• _REQUEST_
Copy each line below that contains "angezeigt".

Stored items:

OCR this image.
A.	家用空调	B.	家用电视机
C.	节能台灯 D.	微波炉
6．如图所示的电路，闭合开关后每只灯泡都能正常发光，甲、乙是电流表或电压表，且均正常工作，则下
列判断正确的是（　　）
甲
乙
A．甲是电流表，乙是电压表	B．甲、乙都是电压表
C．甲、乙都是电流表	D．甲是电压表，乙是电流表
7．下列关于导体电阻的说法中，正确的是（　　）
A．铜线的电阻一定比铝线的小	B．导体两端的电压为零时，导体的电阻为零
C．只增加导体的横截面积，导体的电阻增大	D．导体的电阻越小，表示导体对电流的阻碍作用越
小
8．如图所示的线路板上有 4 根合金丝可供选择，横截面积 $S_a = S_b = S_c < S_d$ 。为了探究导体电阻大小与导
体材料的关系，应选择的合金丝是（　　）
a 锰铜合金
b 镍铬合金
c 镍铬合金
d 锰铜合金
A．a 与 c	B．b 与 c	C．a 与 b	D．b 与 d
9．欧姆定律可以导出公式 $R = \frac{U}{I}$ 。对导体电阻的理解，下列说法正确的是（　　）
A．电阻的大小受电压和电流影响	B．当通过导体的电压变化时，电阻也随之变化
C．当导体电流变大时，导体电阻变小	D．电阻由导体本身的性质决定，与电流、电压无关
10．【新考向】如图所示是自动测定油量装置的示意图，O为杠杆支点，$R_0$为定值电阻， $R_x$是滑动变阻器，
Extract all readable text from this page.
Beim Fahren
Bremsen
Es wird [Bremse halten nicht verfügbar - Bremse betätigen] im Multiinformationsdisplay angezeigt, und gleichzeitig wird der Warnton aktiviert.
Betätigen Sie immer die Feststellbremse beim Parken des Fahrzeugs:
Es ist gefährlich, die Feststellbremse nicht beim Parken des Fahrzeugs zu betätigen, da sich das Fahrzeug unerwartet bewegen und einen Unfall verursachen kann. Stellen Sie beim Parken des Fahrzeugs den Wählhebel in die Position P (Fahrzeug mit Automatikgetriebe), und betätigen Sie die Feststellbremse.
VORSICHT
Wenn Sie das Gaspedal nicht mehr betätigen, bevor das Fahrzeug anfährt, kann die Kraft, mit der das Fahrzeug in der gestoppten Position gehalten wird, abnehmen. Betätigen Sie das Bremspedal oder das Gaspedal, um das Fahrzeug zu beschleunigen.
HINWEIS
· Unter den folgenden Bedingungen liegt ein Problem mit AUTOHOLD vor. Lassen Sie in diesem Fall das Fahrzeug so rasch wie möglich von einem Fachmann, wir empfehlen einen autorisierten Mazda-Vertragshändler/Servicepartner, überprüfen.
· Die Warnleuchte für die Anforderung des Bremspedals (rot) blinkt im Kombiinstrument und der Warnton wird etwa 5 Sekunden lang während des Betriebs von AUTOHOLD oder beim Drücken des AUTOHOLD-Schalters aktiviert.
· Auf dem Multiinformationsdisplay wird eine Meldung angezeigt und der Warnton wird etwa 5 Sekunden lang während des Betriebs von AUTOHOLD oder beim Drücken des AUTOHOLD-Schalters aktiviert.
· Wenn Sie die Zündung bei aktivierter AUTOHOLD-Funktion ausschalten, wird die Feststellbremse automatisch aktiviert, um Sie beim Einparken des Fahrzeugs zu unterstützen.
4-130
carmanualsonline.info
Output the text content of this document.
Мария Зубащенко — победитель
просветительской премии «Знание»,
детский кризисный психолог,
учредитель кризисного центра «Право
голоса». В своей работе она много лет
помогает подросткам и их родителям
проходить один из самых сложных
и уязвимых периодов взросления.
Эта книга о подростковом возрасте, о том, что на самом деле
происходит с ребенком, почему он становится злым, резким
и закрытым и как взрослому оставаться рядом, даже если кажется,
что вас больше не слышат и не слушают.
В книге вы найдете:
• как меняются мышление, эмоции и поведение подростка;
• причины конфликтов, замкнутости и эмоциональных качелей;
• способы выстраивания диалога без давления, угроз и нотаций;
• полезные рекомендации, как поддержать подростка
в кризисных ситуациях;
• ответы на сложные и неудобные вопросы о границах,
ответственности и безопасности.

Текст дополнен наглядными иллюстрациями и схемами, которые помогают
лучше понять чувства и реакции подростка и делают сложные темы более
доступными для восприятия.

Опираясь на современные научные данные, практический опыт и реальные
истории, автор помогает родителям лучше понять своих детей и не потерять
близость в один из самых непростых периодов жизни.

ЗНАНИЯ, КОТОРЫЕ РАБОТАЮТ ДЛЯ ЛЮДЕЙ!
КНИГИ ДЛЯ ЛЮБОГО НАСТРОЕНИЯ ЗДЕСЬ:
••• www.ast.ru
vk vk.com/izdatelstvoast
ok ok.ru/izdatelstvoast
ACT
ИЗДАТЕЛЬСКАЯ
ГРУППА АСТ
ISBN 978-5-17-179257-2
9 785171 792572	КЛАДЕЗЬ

• _TASK SOLUTION_
Es wird [Bremse halten nicht verfügbar - Bremse betätigen] im Multiinformationsdisplay angezeigt, und gleichzeitig wird der Warnton aktiviert.
· Auf dem Multiinformationsdisplay wird eine Meldung angezeigt und der Warnton wird etwa 5 Sekunden lang während des Betriebs von AUTOHOLD oder beim Drücken des AUTOHOLD-Schalters aktiviert.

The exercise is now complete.